INSTRUCTIONS TO FOLLOW
Answer with nothing but a number: how many lines include the word "Dribble"?

PROVIDED DATA
---------------

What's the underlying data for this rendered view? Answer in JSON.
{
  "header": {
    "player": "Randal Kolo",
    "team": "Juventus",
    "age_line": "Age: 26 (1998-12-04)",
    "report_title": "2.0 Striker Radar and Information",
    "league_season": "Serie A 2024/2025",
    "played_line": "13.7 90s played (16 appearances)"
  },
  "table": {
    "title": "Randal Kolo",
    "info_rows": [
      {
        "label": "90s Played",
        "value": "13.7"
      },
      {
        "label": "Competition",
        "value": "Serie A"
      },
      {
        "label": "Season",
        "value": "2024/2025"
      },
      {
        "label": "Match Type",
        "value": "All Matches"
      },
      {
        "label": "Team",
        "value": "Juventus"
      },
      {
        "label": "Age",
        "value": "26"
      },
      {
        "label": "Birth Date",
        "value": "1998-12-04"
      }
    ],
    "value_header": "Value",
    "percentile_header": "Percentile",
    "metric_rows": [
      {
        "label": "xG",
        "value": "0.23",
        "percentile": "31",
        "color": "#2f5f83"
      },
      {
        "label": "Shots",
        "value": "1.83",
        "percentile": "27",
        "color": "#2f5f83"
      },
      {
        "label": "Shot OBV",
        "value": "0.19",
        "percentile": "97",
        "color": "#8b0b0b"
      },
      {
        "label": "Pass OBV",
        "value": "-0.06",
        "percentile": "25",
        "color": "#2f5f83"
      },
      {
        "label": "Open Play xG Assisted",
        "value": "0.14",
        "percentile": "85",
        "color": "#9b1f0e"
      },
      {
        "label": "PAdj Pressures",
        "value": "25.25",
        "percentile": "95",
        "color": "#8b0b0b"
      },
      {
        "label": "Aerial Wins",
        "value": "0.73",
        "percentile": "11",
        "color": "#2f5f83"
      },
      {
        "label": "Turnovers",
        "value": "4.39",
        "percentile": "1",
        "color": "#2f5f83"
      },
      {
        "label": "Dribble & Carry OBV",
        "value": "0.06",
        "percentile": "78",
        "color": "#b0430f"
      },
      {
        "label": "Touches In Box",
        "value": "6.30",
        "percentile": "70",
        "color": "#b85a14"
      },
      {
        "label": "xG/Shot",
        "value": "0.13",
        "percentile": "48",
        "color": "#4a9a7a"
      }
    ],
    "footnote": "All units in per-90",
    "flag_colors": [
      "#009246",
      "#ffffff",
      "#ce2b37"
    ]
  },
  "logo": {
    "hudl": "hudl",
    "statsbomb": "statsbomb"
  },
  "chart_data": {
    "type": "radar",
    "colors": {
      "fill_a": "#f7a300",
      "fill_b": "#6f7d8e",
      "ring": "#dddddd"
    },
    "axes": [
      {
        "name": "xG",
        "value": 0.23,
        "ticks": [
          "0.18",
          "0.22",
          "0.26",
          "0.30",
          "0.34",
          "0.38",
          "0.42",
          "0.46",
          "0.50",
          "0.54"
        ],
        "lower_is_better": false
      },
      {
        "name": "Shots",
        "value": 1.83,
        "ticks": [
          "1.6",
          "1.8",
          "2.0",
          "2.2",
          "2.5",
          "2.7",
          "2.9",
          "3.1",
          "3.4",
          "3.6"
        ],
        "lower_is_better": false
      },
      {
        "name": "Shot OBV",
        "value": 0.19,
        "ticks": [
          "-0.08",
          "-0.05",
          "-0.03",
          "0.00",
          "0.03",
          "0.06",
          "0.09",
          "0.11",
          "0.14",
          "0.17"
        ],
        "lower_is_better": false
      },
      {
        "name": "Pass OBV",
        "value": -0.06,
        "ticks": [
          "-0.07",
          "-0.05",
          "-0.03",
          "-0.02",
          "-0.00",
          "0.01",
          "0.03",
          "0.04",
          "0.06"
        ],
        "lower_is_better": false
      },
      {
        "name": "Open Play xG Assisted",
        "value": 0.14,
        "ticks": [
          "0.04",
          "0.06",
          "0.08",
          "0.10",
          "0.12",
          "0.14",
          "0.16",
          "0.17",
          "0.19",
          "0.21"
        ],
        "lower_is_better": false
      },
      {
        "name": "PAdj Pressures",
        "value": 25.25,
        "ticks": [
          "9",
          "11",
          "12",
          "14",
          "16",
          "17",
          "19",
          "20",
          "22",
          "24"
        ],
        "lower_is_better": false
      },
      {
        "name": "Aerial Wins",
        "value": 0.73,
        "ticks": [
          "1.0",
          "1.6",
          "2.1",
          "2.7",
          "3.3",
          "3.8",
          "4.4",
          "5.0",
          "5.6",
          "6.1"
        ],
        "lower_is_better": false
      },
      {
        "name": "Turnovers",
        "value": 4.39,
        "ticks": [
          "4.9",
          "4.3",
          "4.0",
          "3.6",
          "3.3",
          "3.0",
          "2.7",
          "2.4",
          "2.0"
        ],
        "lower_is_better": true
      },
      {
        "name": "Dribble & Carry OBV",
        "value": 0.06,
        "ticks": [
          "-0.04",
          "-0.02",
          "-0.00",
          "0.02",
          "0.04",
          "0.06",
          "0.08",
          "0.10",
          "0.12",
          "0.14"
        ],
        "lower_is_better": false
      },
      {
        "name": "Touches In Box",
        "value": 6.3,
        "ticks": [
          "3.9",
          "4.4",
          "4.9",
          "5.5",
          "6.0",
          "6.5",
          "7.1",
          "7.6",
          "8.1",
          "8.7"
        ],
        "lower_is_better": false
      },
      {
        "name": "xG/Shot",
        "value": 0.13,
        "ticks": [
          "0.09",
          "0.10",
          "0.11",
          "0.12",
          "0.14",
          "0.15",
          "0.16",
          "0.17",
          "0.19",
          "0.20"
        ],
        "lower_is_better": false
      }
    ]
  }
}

---------------

COMPLETED TASK
2